Gather each line in the entries that includes the string "aduersus".

· · · · ·

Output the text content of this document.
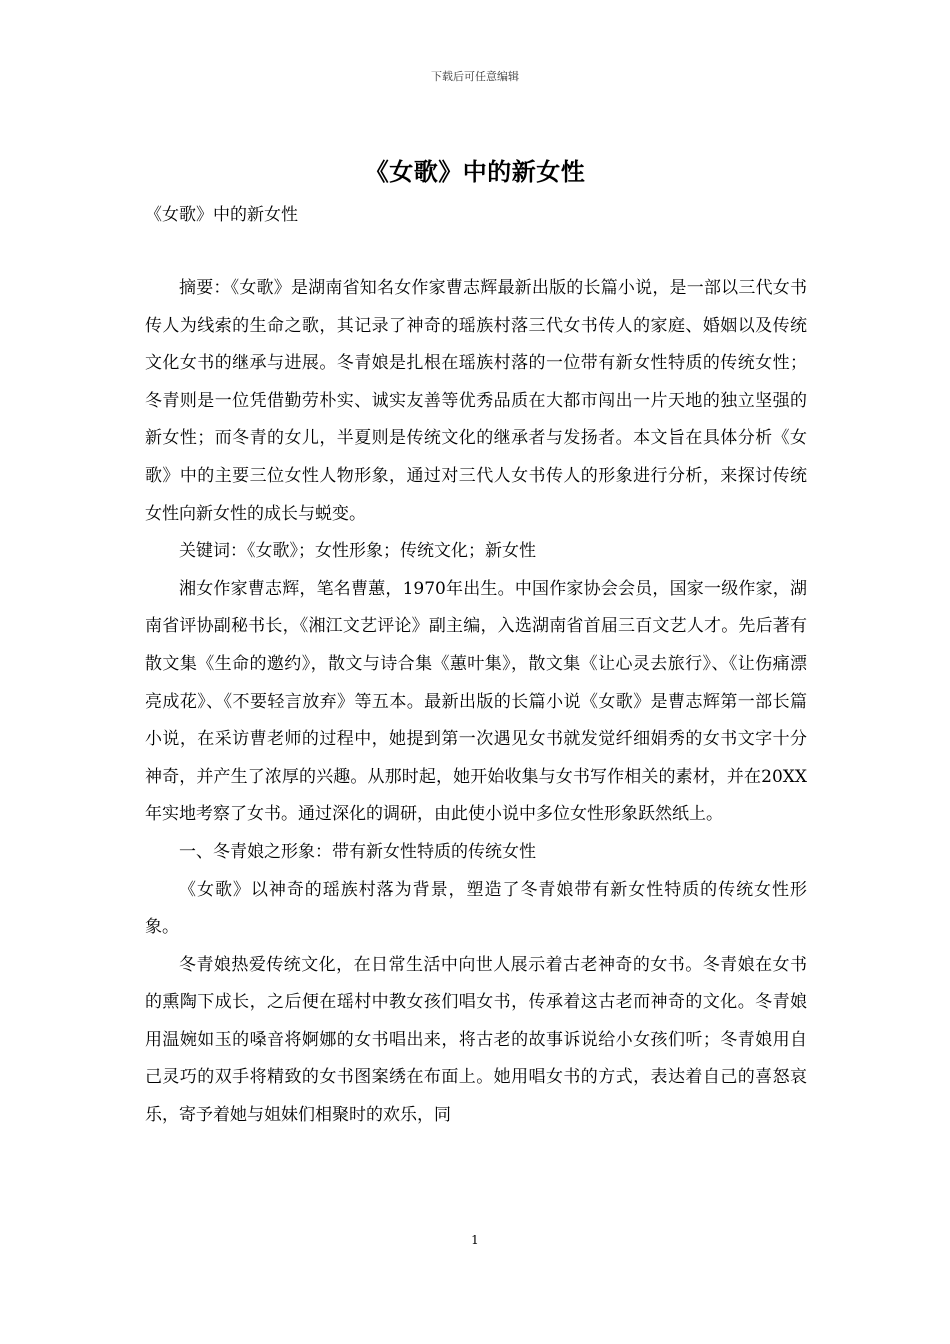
下载后可任意编辑
《女歌》中的新女性
《女歌》中的新女性

摘要：《女歌》是湖南省知名女作家曹志辉最新出版的长篇小说，是一部以三代女书传人为线索的生命之歌，其记录了神奇的瑶族村落三代女书传人的家庭、婚姻以及传统文化女书的继承与进展。冬青娘是扎根在瑶族村落的一位带有新女性特质的传统女性；冬青则是一位凭借勤劳朴实、诚实友善等优秀品质在大都市闯出一片天地的独立坚强的新女性；而冬青的女儿，半夏则是传统文化的继承者与发扬者。本文旨在具体分析《女歌》中的主要三位女性人物形象，通过对三代人女书传人的形象进行分析，来探讨传统女性向新女性的成长与蜕变。

关键词：《女歌》；女性形象；传统文化；新女性

湘女作家曹志辉，笔名曹蕙，1970年出生。中国作家协会会员，国家一级作家，湖南省评协副秘书长，《湘江文艺评论》副主编，入选湖南省首届三百文艺人才。先后著有散文集《生命的邀约》，散文与诗合集《蕙叶集》，散文集《让心灵去旅行》、《让伤痛漂亮成花》、《不要轻言放弃》等五本。最新出版的长篇小说《女歌》是曹志辉第一部长篇小说，在采访曹老师的过程中，她提到第一次遇见女书就发觉纤细娟秀的女书文字十分神奇，并产生了浓厚的兴趣。从那时起，她开始收集与女书写作相关的素材，并在20XX年实地考察了女书。通过深化的调研，由此使小说中多位女性形象跃然纸上。

一、冬青娘之形象：带有新女性特质的传统女性

《女歌》以神奇的瑶族村落为背景，塑造了冬青娘带有新女性特质的传统女性形象。

冬青娘热爱传统文化，在日常生活中向世人展示着古老神奇的女书。冬青娘在女书的熏陶下成长，之后便在瑶村中教女孩们唱女书，传承着这古老而神奇的文化。冬青娘用温婉如玉的嗓音将婀娜的女书唱出来，将古老的故事诉说给小女孩们听；冬青娘用自己灵巧的双手将精致的女书图案绣在布面上。她用唱女书的方式，表达着自己的喜怒哀乐，寄予着她与姐妹们相聚时的欢乐，同

1
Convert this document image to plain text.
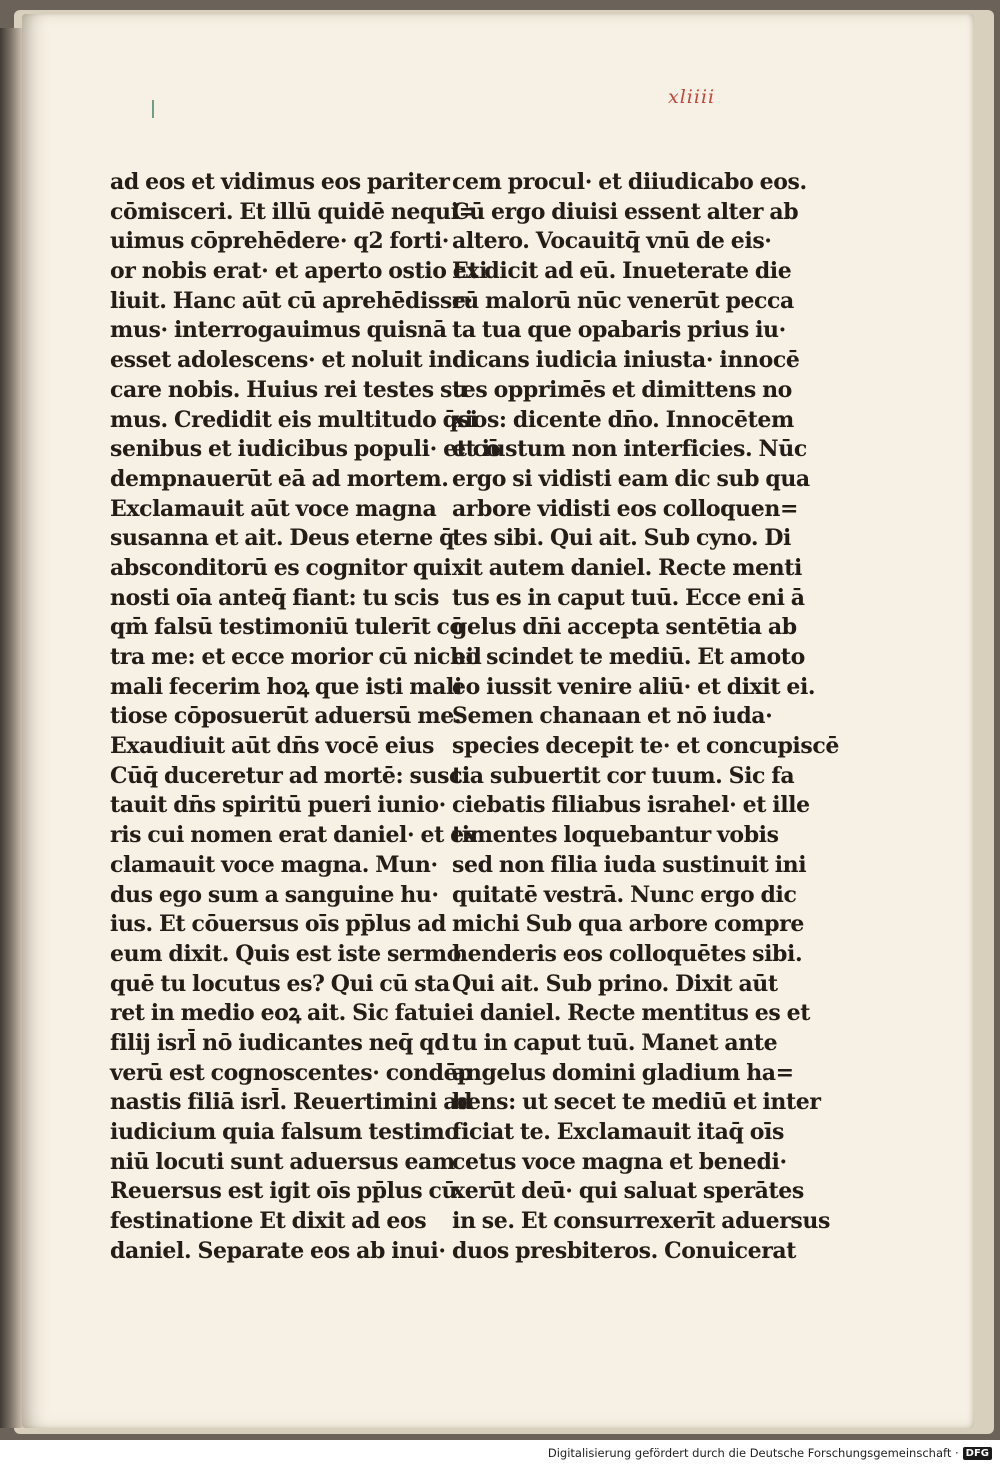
xliiii
ad eos et vidimus eos pariter
cōmisceri. Et illū quidē nequi=
uimus cōprehēdere· q2 forti·
or nobis erat· et aperto ostio exi
liuit. Hanc aūt cū aprehēdisse·
mus· interrogauimus quisnā
esset adolescens· et noluit indi
care nobis. Huius rei testes su
mus. Credidit eis multitudo q̄si
senibus et iudicibus populi· et cō
dempnauerūt eā ad mortem.
Exclamauit aūt voce magna
susanna et ait. Deus eterne q̄
absconditorū es cognitor qui
nosti oīa anteq̄ fiant: tu scis
qm̄ falsū testimoniū tulerīt cō
tra me: et ecce morior cū nichil
mali fecerim hoꝝ que isti mali
tiose cōposuerūt aduersū me.
Exaudiuit aūt dn̄s vocē eius
Cūq̄ duceretur ad mortē: susci
tauit dn̄s spiritū pueri iunio·
ris cui nomen erat daniel· et ex
clamauit voce magna. Mun·
dus ego sum a sanguine hu·
ius. Et cōuersus oīs pp̄lus ad
eum dixit. Quis est iste sermo
quē tu locutus es? Qui cū sta
ret in medio eoꝝ ait. Sic fatui
filij isrl̄ nō iudicantes neq̄ qd
verū est cognoscentes· condēp
nastis filiā isrl̄. Reuertimini ad
iudicium quia falsum testimo
niū locuti sunt aduersus eam
Reuersus est igit oīs pp̄lus cū
festinatione Et dixit ad eos
daniel. Separate eos ab inui·
cem procul· et diiudicabo eos.
Cū ergo diuisi essent alter ab
altero. Vocauitq̄ vnū de eis·
Et dicit ad eū. Inueterate die
rū malorū nūc venerūt pecca
ta tua que opabaris prius iu·
dicans iudicia iniusta· innocē
tes opprimēs et dimittens no
xios: dicente dn̄o. Innocētem
et iustum non interficies. Nūc
ergo si vidisti eam dic sub qua
arbore vidisti eos colloquen=
tes sibi. Qui ait. Sub cyno. Di
xit autem daniel. Recte menti
tus es in caput tuū. Ecce eni ā
gelus dn̄i accepta sentētia ab
eo scindet te mediū. Et amoto
eo iussit venire aliū· et dixit ei.
Semen chanaan et nō iuda·
species decepit te· et concupiscē
tia subuertit cor tuum. Sic fa
ciebatis filiabus israhel· et ille
timentes loquebantur vobis
sed non filia iuda sustinuit ini
quitatē vestrā. Nunc ergo dic
michi Sub qua arbore compre
henderis eos colloquētes sibi.
Qui ait. Sub prino. Dixit aūt
ei daniel. Recte mentitus es et
tu in caput tuū. Manet ante
angelus domini gladium ha=
bens: ut secet te mediū et inter
ficiat te. Exclamauit itaq̄ oīs
cetus voce magna et benedi·
xerūt deū· qui saluat sperātes
in se. Et consurrexerīt aduersus
duos presbiteros. Conuicerat
Digitalisierung gefördert durch die Deutsche Forschungsgemeinschaft · DFG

· · · · ·

EXERCISE RESPONSE -
niū locuti sunt aduersus eam
in se. Et consurrexerīt aduersus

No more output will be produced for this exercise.